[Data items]
○ ○ ○ ○ ○ ○ ○
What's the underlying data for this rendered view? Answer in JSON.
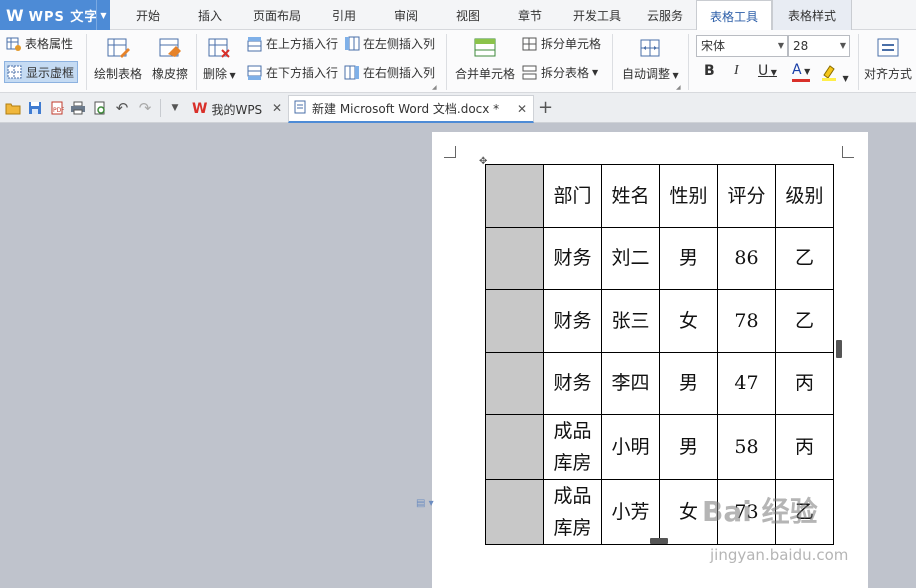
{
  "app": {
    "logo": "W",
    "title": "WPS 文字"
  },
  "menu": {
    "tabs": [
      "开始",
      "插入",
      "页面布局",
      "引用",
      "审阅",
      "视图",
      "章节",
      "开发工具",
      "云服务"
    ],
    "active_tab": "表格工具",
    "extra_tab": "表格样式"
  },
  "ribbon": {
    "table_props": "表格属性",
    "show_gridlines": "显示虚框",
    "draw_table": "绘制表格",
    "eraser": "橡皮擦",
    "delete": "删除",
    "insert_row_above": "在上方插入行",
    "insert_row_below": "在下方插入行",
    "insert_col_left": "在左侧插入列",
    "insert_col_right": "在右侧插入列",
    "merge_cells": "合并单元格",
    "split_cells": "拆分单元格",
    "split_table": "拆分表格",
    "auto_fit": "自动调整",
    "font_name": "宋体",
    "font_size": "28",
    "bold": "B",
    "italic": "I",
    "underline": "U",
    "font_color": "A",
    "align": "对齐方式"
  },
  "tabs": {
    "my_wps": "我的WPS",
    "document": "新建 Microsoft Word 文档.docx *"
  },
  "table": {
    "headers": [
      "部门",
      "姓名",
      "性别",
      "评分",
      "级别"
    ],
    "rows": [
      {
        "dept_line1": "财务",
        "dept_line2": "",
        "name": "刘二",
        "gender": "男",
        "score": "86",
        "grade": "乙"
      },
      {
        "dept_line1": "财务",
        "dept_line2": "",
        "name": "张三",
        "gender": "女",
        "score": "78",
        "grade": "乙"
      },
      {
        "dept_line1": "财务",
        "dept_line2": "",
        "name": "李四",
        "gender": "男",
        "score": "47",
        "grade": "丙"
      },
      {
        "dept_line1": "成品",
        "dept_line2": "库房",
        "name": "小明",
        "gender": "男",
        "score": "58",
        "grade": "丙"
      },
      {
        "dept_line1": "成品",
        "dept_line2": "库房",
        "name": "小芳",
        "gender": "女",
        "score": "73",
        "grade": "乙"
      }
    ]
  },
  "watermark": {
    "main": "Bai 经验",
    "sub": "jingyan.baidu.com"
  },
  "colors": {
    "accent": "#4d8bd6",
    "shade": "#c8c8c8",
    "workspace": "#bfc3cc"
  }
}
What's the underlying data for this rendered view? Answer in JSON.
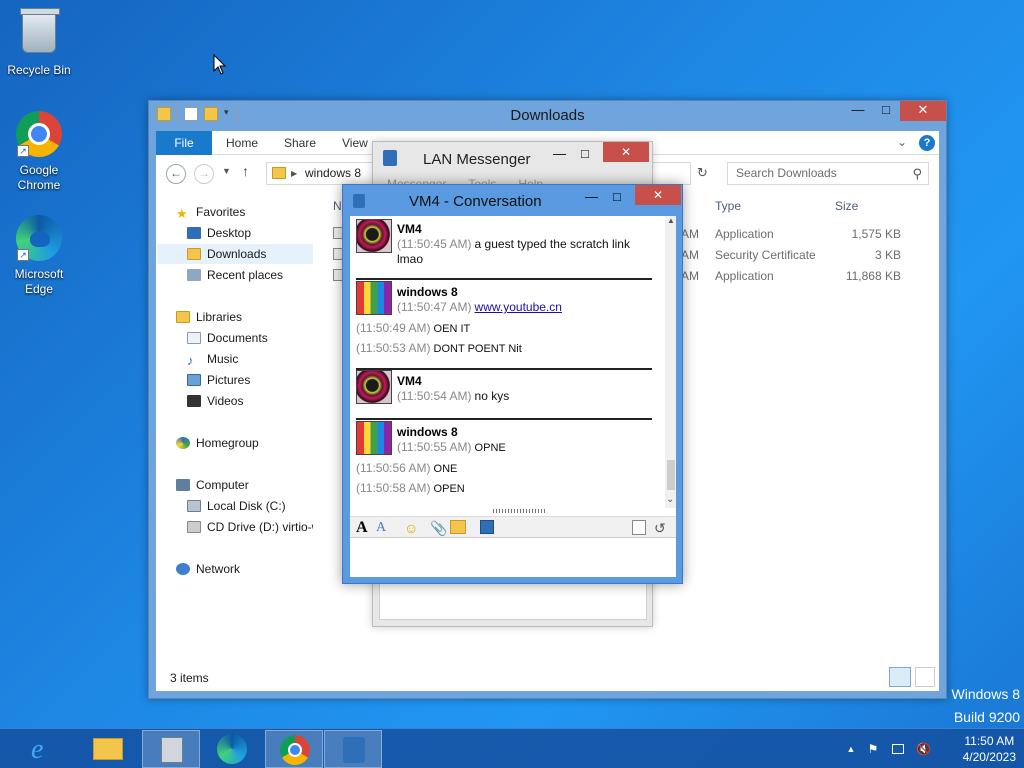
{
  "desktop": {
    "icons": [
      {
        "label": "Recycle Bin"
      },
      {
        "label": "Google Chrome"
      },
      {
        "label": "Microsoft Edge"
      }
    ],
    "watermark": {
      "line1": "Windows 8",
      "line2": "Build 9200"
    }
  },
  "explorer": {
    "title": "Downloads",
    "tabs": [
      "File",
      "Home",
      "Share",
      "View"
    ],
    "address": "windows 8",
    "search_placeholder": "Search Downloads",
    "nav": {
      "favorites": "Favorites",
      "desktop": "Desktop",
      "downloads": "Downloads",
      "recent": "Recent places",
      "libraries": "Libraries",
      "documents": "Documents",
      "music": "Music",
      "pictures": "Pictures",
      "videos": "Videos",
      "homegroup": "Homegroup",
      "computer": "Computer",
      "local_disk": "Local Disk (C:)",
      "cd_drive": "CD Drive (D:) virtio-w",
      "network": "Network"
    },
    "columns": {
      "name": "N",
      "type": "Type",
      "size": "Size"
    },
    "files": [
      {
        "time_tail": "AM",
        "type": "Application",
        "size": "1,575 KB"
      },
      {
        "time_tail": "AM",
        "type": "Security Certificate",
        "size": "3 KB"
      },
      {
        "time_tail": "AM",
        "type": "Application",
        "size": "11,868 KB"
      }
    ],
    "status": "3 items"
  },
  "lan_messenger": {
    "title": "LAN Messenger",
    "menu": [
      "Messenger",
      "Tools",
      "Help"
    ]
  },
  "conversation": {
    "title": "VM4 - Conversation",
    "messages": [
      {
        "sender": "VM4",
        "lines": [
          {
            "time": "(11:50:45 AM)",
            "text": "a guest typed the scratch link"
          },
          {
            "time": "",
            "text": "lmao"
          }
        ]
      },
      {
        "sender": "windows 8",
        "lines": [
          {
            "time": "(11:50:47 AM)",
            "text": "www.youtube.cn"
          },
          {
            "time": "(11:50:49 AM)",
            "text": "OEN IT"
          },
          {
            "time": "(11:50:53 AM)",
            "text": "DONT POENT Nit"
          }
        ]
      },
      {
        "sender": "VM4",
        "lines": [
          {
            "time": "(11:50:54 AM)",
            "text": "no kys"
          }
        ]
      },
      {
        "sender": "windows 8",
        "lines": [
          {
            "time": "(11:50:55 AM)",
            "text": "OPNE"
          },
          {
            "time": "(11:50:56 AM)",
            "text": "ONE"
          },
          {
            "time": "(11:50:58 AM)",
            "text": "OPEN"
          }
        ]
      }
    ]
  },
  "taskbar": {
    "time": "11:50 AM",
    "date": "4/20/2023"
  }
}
○ ○ ○ ○ ○ ○ ○
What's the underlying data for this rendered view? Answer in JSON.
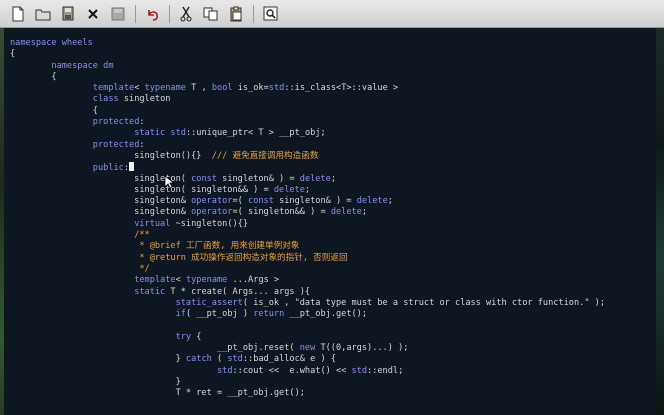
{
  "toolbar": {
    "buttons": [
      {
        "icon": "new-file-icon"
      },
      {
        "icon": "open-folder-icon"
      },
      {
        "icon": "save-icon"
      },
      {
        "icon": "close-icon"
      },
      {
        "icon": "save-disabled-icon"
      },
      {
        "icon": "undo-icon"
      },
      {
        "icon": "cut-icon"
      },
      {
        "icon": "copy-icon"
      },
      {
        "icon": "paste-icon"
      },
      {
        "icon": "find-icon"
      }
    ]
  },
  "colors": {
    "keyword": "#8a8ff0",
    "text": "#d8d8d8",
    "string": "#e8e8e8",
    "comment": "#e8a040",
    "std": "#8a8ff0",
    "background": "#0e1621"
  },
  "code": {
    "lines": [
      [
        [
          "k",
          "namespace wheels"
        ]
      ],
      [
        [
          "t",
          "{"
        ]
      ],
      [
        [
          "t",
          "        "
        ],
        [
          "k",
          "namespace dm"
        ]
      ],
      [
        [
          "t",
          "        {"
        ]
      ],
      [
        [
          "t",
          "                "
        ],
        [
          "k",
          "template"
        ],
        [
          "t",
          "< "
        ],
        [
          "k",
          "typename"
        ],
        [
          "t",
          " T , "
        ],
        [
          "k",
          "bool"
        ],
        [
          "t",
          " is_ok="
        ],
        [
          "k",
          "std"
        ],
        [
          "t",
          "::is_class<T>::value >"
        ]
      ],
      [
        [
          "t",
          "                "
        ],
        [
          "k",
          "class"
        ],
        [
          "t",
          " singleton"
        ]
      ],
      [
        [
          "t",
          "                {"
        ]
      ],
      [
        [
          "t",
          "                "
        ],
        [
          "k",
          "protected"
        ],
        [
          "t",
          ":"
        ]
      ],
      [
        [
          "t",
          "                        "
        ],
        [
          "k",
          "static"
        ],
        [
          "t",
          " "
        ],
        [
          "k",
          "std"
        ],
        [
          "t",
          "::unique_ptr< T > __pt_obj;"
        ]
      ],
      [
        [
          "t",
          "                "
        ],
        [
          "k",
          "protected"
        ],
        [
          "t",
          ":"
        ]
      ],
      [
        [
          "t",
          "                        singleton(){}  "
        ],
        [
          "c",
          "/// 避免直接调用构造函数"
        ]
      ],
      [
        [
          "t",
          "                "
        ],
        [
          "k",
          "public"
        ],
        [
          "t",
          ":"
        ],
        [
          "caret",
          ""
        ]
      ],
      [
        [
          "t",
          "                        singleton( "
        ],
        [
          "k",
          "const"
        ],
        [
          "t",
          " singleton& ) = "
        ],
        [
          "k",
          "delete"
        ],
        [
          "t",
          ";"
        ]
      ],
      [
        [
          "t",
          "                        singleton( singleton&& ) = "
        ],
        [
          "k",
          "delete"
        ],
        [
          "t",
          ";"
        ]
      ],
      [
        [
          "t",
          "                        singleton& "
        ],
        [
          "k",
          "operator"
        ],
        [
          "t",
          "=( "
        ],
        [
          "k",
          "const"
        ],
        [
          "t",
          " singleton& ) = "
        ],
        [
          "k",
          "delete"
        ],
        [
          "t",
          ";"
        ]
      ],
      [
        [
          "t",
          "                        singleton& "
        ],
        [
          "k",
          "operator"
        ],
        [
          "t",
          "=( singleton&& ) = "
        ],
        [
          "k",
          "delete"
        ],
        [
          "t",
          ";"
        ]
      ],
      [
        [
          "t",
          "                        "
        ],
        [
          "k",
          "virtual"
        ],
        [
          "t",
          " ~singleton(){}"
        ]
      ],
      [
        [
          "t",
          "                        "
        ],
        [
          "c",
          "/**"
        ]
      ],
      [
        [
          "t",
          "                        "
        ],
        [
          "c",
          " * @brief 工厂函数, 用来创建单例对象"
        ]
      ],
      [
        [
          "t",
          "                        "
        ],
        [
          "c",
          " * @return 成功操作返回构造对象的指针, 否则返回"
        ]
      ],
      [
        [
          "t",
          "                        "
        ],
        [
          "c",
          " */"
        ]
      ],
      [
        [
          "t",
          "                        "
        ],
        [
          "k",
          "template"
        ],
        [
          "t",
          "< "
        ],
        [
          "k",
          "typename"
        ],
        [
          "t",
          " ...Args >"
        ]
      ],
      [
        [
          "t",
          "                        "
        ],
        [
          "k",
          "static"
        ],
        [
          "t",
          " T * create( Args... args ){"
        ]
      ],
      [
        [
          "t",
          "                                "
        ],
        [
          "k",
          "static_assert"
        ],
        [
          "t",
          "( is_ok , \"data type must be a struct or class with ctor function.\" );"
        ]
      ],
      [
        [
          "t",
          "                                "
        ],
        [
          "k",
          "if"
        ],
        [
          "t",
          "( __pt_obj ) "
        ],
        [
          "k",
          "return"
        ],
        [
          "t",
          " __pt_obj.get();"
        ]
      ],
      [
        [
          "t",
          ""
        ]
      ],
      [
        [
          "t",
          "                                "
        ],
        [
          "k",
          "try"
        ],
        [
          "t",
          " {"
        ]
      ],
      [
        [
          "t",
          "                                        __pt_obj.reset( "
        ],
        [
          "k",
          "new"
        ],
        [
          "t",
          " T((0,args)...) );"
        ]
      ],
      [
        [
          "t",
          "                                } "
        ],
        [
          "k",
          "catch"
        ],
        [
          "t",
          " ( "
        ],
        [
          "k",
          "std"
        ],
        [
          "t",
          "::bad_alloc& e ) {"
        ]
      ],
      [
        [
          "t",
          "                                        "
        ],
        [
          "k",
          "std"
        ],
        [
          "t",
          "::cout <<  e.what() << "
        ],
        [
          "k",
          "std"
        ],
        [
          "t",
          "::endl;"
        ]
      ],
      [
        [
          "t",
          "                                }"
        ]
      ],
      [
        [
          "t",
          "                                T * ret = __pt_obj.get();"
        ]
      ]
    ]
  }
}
○ ○ ○ ○ ○ ○ ○
▶ What you will do
Above are lines of data; state how many of them contain the word "Microsoft", with no other output.

▶ Exercise result
2